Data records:

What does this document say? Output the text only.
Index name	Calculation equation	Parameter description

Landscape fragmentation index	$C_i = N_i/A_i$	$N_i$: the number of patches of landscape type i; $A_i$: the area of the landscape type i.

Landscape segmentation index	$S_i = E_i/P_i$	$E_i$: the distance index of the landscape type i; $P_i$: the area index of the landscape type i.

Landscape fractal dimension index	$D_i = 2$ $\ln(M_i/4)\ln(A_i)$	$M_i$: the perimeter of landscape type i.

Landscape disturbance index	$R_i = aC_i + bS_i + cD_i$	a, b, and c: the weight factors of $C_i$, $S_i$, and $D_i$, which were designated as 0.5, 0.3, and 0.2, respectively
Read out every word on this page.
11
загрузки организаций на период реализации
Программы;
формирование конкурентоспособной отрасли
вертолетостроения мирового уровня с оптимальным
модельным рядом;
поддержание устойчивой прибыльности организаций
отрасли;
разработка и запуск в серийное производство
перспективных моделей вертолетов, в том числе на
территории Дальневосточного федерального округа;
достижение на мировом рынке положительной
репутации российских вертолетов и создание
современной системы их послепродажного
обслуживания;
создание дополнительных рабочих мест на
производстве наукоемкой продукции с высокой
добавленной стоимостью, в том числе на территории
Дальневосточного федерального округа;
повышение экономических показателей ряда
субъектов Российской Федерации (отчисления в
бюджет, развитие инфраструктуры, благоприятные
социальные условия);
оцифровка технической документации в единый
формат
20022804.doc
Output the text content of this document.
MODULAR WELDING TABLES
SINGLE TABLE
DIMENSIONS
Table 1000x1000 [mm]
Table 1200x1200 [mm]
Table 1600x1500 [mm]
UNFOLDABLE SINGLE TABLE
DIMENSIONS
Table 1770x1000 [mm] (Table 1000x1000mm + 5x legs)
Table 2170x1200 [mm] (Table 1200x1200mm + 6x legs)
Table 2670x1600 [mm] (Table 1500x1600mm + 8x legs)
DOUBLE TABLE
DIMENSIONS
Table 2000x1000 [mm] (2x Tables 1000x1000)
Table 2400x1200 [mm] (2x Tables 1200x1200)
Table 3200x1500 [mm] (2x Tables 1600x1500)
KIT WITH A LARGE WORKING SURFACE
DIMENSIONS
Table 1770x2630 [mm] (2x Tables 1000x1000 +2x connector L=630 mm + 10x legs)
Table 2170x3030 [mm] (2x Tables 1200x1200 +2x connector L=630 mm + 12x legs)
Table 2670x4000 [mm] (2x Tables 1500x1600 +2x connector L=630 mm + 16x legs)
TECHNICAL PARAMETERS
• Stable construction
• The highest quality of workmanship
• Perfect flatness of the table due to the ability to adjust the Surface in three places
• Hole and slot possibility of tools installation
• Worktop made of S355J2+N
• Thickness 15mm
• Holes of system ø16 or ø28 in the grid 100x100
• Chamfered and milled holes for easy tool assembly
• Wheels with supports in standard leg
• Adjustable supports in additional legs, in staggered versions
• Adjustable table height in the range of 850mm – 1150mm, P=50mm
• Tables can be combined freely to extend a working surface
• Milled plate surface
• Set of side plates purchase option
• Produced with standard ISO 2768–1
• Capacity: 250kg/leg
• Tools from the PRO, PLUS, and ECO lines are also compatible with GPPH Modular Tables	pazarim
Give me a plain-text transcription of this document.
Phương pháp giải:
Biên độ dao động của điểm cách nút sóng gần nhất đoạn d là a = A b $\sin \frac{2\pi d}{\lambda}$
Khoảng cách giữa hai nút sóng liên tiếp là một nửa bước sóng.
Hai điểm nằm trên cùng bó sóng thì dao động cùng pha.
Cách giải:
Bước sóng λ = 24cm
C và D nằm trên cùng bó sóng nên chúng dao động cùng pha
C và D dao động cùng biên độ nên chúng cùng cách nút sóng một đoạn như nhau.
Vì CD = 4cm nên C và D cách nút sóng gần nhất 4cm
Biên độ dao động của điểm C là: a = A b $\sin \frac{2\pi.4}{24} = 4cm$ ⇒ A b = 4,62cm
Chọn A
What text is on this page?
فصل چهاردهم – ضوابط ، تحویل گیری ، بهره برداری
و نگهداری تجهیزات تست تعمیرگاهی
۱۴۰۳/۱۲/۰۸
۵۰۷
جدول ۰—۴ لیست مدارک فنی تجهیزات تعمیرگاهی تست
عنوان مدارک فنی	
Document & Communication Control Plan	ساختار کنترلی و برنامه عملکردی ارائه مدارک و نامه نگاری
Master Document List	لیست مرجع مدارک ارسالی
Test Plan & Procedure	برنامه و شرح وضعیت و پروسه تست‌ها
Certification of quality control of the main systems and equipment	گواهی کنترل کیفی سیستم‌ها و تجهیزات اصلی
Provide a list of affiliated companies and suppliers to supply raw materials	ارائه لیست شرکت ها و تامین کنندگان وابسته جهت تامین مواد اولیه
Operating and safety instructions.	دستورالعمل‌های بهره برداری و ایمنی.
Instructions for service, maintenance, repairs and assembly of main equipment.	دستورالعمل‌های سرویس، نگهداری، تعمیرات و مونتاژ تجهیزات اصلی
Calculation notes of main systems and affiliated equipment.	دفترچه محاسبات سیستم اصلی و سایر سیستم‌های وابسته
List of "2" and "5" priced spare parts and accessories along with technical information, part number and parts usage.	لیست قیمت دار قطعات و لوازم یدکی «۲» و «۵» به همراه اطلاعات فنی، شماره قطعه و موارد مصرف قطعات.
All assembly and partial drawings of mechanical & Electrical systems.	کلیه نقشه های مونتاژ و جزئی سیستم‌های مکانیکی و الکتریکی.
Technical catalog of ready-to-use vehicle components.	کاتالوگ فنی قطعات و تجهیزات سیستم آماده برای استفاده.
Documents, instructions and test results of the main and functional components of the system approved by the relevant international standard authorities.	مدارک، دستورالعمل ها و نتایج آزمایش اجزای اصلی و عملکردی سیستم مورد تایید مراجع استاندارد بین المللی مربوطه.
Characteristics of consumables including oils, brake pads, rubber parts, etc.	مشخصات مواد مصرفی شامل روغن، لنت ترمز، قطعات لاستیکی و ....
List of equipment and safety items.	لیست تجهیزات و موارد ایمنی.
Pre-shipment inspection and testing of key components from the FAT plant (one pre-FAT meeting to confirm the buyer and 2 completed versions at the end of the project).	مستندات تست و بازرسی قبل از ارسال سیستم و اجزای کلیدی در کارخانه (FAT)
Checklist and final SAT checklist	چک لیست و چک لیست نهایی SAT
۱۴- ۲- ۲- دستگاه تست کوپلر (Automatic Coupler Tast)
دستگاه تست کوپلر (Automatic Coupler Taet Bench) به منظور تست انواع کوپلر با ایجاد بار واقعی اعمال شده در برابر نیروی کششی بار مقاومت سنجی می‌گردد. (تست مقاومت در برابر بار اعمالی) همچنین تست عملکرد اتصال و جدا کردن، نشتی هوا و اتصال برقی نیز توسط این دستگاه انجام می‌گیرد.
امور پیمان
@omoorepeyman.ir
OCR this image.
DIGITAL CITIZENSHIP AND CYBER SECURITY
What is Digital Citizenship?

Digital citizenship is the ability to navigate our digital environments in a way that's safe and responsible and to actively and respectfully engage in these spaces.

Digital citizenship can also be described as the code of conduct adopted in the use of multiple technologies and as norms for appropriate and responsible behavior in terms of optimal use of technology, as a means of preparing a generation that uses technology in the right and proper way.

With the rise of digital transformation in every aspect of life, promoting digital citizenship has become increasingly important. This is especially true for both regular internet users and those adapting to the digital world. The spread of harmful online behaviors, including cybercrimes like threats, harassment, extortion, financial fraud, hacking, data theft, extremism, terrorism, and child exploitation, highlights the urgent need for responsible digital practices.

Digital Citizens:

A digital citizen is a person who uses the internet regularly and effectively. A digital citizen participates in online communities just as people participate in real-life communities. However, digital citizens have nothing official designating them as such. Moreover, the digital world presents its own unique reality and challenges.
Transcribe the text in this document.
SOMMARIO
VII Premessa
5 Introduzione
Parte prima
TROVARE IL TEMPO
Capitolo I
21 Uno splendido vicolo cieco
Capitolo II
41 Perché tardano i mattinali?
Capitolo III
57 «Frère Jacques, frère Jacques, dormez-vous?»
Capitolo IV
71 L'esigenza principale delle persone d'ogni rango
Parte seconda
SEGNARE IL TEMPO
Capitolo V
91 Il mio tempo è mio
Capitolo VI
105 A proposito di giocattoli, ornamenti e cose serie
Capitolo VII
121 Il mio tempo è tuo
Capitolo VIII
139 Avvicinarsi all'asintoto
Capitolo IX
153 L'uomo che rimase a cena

- **Prompt**:
Check each line of the data above for the word "قطعات", then state how many lines have it. Give the number alone.

- **Solution for this problem**:
3